[Dataset items]

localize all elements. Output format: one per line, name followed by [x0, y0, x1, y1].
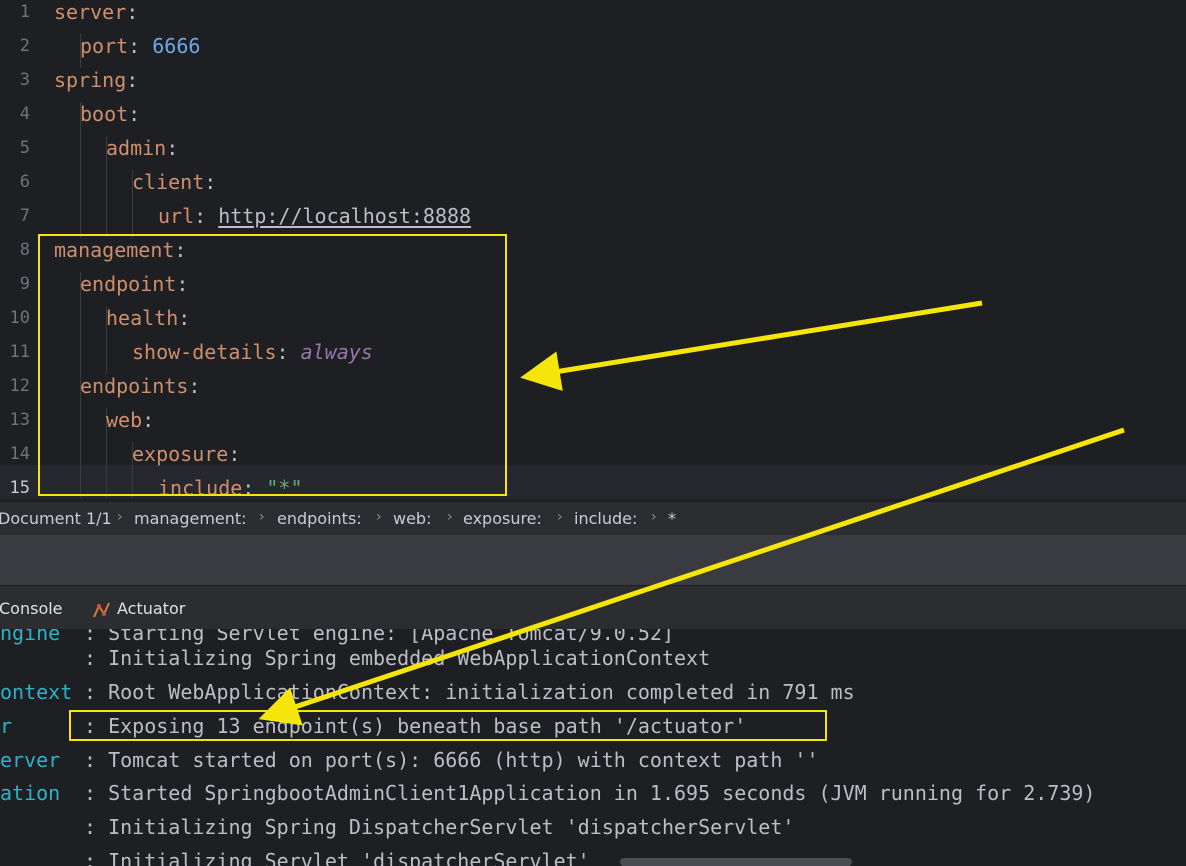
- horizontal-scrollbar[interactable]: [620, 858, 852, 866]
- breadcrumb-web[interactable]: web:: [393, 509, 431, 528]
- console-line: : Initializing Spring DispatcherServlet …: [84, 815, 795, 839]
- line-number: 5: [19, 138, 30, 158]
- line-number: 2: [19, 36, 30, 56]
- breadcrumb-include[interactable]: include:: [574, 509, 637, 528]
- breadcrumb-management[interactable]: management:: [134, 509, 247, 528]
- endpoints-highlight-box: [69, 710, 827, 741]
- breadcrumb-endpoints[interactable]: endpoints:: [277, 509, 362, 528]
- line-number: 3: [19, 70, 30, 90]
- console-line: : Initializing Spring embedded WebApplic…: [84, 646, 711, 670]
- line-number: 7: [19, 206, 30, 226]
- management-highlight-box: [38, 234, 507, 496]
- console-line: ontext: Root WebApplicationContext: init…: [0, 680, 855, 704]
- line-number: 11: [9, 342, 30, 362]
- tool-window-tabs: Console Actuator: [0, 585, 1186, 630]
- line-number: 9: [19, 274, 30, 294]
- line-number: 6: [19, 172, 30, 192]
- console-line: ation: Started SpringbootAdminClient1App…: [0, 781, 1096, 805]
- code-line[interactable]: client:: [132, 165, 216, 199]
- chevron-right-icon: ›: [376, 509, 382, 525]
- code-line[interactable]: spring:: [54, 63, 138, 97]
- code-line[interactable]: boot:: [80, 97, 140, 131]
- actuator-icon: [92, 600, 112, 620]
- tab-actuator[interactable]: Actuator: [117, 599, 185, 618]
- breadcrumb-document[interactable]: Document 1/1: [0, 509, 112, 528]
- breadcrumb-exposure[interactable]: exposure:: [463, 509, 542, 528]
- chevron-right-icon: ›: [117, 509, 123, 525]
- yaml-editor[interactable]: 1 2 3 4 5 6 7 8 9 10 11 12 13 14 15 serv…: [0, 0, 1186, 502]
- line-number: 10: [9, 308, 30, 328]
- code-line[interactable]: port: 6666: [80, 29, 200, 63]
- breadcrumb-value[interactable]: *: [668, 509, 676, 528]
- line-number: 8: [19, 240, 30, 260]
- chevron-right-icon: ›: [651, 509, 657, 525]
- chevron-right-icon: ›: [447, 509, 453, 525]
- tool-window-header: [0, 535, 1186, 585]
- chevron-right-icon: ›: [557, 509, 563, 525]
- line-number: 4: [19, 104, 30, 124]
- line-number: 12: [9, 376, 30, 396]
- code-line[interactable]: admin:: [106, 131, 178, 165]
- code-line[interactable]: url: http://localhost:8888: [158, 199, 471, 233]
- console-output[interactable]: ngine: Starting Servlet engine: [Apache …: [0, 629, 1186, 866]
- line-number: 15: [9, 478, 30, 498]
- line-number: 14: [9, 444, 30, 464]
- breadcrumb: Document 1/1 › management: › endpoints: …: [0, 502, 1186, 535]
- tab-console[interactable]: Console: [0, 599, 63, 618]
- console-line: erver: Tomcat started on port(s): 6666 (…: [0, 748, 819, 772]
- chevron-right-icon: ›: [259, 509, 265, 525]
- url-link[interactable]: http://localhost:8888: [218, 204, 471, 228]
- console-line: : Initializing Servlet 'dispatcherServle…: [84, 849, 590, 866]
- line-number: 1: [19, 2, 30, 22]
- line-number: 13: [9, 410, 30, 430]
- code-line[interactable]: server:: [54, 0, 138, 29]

### Aim of the task
Reproduce every line of the data above verbatim, but omit the pictures.

### Task response
localize all elements. Output format: one per line, name followed by [x0, y0, x1, y1].
- horizontal-scrollbar[interactable]: [620, 858, 852, 866]
- breadcrumb-web[interactable]: web:: [393, 509, 431, 528]
- console-line: : Initializing Spring DispatcherServlet …: [84, 815, 795, 839]
- line-number: 5: [19, 138, 30, 158]
- line-number: 2: [19, 36, 30, 56]
- breadcrumb-include[interactable]: include:: [574, 509, 637, 528]
- breadcrumb-management[interactable]: management:: [134, 509, 247, 528]
- endpoints-highlight-box: [69, 710, 827, 741]
- breadcrumb-endpoints[interactable]: endpoints:: [277, 509, 362, 528]
- line-number: 3: [19, 70, 30, 90]
- console-line: : Initializing Spring embedded WebApplic…: [84, 646, 711, 670]
- line-number: 7: [19, 206, 30, 226]
- management-highlight-box: [38, 234, 507, 496]
- console-line: ontext: Root WebApplicationContext: init…: [0, 680, 855, 704]
- line-number: 11: [9, 342, 30, 362]
- tool-window-tabs: Console Actuator: [0, 585, 1186, 630]
- line-number: 9: [19, 274, 30, 294]
- line-number: 6: [19, 172, 30, 192]
- console-line: ation: Started SpringbootAdminClient1App…: [0, 781, 1096, 805]
- code-line[interactable]: client:: [132, 165, 216, 199]
- chevron-right-icon: ›: [376, 509, 382, 525]
- code-line[interactable]: spring:: [54, 63, 138, 97]
- code-line[interactable]: boot:: [80, 97, 140, 131]
- actuator-icon: [92, 600, 112, 620]
- tab-actuator[interactable]: Actuator: [117, 599, 185, 618]
- breadcrumb-document[interactable]: Document 1/1: [0, 509, 112, 528]
- breadcrumb-exposure[interactable]: exposure:: [463, 509, 542, 528]
- chevron-right-icon: ›: [117, 509, 123, 525]
- yaml-editor[interactable]: 1 2 3 4 5 6 7 8 9 10 11 12 13 14 15 serv…: [0, 0, 1186, 502]
- line-number: 10: [9, 308, 30, 328]
- code-line[interactable]: port: 6666: [80, 29, 200, 63]
- breadcrumb-value[interactable]: *: [668, 509, 676, 528]
- line-number: 8: [19, 240, 30, 260]
- chevron-right-icon: ›: [651, 509, 657, 525]
- chevron-right-icon: ›: [447, 509, 453, 525]
- tool-window-header: [0, 535, 1186, 585]
- chevron-right-icon: ›: [557, 509, 563, 525]
- line-number: 4: [19, 104, 30, 124]
- line-number: 12: [9, 376, 30, 396]
- code-line[interactable]: admin:: [106, 131, 178, 165]
- code-line[interactable]: url: http://localhost:8888: [158, 199, 471, 233]
- console-output[interactable]: ngine: Starting Servlet engine: [Apache …: [0, 629, 1186, 866]
- line-number: 15: [9, 478, 30, 498]
- line-number: 14: [9, 444, 30, 464]
- breadcrumb: Document 1/1 › management: › endpoints: …: [0, 502, 1186, 535]
- tab-console[interactable]: Console: [0, 599, 63, 618]
- console-line: erver: Tomcat started on port(s): 6666 (…: [0, 748, 819, 772]
- chevron-right-icon: ›: [259, 509, 265, 525]
- url-link[interactable]: http://localhost:8888: [218, 204, 471, 228]
- console-line: : Initializing Servlet 'dispatcherServle…: [84, 849, 590, 866]
- line-number: 1: [19, 2, 30, 22]
- line-number: 13: [9, 410, 30, 430]
- code-line[interactable]: server:: [54, 0, 138, 29]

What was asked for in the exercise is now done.